State how many lines of the entries below hold the word "content"; reply with nothing but the number.

[begin Entries]

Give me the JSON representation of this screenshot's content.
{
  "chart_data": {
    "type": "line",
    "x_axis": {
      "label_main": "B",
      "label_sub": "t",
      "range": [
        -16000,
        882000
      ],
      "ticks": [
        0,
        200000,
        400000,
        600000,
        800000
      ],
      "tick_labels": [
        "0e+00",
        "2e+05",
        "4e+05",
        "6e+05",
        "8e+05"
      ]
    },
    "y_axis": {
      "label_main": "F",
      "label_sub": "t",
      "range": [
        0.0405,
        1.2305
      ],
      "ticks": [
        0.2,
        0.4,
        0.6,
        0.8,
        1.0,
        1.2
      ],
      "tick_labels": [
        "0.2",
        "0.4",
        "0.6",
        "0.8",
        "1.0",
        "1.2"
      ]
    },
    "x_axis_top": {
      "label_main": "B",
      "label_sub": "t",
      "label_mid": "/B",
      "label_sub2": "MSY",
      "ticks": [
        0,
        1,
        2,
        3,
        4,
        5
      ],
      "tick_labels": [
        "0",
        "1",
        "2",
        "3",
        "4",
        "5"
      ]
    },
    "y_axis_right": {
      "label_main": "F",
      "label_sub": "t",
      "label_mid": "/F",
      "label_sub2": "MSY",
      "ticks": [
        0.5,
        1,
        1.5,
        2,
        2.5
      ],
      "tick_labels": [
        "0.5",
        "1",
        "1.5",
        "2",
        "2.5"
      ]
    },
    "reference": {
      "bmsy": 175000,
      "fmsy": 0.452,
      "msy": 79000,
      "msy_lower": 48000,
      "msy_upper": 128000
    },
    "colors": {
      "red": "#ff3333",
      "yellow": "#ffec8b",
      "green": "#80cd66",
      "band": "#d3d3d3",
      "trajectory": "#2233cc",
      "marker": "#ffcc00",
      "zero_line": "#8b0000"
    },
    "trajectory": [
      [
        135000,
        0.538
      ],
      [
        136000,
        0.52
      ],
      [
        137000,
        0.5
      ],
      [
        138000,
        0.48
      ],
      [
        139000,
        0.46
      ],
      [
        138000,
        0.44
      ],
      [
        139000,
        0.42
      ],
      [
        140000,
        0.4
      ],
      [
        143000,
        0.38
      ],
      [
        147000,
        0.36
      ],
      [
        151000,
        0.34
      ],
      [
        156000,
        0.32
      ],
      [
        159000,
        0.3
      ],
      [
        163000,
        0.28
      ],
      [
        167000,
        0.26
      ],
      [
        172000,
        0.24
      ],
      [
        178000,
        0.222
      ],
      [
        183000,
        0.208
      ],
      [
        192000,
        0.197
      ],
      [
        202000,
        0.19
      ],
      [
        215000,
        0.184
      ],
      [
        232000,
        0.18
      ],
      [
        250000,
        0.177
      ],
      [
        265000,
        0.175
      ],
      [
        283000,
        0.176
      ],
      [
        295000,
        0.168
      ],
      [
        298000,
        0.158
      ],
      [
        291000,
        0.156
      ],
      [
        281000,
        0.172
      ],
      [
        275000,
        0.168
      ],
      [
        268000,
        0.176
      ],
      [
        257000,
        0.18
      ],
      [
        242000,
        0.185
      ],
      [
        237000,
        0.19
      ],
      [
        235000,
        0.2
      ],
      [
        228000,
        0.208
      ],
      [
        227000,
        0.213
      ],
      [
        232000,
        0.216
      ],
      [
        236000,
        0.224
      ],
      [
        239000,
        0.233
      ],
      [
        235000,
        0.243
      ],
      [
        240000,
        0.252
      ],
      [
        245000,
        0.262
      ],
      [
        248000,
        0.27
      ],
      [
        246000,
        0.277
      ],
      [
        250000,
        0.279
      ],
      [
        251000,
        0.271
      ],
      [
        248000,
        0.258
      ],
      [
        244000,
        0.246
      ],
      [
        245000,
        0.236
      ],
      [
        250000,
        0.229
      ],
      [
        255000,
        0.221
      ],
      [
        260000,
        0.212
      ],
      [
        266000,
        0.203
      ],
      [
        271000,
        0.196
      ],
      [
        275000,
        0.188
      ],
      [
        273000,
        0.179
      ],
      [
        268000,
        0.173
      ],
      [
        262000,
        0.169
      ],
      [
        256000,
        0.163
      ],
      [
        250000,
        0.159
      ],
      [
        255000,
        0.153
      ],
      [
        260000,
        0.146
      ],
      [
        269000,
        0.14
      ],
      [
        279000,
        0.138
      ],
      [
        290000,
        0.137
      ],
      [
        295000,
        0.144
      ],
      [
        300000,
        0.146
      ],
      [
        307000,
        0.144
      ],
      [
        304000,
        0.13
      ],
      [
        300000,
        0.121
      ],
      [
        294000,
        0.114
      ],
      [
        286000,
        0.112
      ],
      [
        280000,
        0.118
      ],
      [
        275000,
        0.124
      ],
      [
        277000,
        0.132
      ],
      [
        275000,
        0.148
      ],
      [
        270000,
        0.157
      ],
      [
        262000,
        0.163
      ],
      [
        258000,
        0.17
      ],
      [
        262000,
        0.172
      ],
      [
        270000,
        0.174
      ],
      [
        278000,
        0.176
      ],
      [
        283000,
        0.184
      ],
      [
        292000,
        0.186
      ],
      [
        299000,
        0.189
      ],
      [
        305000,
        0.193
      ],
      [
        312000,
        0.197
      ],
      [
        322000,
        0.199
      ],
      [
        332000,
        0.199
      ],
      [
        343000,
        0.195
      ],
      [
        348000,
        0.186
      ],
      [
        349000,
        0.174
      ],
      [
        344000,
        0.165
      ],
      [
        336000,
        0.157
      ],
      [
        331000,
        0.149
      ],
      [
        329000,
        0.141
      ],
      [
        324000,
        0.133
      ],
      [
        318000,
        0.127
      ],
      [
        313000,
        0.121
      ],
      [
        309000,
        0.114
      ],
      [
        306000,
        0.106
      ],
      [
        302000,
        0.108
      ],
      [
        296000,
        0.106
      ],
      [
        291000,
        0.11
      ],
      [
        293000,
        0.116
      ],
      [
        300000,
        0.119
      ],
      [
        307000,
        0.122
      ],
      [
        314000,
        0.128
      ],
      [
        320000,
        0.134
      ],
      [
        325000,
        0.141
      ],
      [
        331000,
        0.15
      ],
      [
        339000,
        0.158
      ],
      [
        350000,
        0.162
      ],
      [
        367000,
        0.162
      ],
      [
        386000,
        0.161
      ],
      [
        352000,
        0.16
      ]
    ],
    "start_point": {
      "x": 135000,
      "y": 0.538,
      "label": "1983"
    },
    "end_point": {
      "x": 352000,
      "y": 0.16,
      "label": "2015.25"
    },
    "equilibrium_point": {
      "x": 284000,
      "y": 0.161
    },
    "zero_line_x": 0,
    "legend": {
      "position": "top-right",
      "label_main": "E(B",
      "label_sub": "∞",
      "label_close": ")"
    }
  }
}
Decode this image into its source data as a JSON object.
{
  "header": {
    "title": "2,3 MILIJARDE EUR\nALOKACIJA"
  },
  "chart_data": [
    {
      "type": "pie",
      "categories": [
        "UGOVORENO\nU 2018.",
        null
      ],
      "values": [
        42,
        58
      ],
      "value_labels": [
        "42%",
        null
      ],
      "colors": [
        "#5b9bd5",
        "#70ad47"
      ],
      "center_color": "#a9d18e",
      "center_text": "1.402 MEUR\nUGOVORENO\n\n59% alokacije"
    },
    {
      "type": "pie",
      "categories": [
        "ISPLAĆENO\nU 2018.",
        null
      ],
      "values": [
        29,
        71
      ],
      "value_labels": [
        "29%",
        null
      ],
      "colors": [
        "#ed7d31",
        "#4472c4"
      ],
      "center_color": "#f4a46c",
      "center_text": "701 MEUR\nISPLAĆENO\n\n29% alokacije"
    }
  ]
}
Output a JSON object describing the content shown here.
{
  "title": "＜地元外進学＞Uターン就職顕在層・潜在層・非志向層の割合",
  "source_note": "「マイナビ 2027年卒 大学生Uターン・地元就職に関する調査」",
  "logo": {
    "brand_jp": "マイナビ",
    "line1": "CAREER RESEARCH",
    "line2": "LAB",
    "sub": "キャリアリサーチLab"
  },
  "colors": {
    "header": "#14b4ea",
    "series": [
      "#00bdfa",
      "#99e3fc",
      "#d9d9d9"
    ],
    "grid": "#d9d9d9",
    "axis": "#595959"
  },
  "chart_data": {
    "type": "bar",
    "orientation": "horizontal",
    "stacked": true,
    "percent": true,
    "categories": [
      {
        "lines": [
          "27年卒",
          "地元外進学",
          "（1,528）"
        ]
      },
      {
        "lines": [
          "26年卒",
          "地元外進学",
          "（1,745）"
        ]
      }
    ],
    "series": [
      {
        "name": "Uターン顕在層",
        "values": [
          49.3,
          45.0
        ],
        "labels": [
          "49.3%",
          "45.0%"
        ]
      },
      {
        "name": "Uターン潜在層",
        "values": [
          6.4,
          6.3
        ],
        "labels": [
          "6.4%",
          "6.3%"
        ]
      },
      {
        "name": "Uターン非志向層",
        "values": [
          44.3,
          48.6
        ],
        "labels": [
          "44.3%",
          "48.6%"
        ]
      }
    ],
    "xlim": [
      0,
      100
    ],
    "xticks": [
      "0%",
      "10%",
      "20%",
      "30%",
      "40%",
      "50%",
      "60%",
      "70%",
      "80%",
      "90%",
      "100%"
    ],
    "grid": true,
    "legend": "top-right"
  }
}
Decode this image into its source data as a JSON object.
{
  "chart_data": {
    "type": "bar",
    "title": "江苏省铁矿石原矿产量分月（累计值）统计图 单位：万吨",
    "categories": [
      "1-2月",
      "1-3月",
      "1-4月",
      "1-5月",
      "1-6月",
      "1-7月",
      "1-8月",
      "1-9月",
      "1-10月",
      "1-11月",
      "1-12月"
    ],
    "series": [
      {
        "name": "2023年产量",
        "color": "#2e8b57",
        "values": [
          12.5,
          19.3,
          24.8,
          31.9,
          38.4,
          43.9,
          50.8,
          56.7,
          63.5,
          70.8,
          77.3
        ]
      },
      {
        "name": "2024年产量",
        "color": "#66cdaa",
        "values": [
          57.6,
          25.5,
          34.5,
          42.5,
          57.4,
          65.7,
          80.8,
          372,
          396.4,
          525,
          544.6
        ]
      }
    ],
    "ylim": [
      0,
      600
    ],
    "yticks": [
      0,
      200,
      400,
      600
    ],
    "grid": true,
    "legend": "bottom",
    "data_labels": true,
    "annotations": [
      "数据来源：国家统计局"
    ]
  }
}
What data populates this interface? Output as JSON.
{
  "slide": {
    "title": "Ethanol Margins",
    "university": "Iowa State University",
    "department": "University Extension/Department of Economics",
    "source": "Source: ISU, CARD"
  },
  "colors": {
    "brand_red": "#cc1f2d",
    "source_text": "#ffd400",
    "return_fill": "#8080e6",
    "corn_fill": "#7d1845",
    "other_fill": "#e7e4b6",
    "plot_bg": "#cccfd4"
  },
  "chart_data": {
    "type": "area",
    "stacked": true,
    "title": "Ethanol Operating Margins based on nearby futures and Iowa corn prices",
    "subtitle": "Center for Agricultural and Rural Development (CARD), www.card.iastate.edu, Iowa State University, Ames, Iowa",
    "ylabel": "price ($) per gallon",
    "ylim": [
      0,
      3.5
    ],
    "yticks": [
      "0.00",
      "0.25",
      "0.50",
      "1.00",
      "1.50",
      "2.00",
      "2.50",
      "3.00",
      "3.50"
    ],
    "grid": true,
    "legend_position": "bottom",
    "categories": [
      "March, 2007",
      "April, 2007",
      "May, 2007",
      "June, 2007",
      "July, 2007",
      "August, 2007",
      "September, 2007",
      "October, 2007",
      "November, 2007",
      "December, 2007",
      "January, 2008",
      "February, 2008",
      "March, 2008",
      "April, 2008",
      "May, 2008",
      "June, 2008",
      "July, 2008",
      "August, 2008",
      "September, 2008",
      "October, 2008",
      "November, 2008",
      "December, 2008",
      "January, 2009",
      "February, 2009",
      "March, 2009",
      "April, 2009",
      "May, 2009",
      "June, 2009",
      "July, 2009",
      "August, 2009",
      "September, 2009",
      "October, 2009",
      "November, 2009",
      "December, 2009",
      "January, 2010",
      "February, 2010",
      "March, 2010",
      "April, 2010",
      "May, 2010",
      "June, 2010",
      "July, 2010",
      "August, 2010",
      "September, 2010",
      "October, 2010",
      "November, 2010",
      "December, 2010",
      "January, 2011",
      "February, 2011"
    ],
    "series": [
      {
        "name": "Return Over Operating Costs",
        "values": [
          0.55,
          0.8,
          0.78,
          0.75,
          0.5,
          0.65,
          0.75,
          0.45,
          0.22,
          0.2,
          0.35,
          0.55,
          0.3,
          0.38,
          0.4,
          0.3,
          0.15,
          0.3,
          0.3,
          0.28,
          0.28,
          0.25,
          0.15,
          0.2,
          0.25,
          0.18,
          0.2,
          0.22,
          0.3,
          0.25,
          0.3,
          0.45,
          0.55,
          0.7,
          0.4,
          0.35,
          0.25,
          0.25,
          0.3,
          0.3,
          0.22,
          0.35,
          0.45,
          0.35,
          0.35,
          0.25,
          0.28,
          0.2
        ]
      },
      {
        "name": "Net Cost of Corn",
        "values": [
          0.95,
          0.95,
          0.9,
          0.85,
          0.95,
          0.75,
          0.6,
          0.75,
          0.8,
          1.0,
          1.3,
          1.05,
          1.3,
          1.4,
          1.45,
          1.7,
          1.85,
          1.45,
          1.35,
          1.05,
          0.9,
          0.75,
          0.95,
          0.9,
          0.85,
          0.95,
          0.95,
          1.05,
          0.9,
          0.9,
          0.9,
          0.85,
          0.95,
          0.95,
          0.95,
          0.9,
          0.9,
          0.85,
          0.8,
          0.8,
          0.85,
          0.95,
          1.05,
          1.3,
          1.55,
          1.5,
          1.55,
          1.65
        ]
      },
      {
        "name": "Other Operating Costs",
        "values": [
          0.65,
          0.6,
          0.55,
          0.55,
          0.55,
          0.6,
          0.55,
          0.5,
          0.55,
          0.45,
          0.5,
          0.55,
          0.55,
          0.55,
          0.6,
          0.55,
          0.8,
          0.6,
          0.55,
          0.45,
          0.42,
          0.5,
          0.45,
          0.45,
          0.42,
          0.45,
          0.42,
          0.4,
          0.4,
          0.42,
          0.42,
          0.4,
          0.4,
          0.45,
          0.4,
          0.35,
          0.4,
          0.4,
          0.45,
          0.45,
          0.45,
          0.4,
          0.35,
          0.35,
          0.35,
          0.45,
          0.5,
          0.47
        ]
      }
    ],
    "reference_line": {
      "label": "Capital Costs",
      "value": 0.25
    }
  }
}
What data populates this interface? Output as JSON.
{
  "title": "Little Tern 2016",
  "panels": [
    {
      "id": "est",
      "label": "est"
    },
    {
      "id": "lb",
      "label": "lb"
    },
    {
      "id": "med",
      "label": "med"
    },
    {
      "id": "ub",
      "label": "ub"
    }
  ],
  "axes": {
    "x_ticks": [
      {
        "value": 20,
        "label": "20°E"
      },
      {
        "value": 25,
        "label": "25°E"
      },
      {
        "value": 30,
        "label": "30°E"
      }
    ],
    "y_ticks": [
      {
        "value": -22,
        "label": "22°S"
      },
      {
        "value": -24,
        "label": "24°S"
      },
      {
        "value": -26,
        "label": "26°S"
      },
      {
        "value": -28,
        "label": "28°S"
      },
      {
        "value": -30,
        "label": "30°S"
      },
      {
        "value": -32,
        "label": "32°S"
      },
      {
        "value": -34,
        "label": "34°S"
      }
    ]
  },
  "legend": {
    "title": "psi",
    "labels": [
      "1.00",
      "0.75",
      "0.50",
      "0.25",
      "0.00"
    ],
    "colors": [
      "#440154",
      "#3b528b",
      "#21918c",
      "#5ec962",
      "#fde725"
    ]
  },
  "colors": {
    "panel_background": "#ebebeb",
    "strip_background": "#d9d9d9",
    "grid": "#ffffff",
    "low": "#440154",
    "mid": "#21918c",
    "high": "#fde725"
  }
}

[end Entries]

### Result of this task
2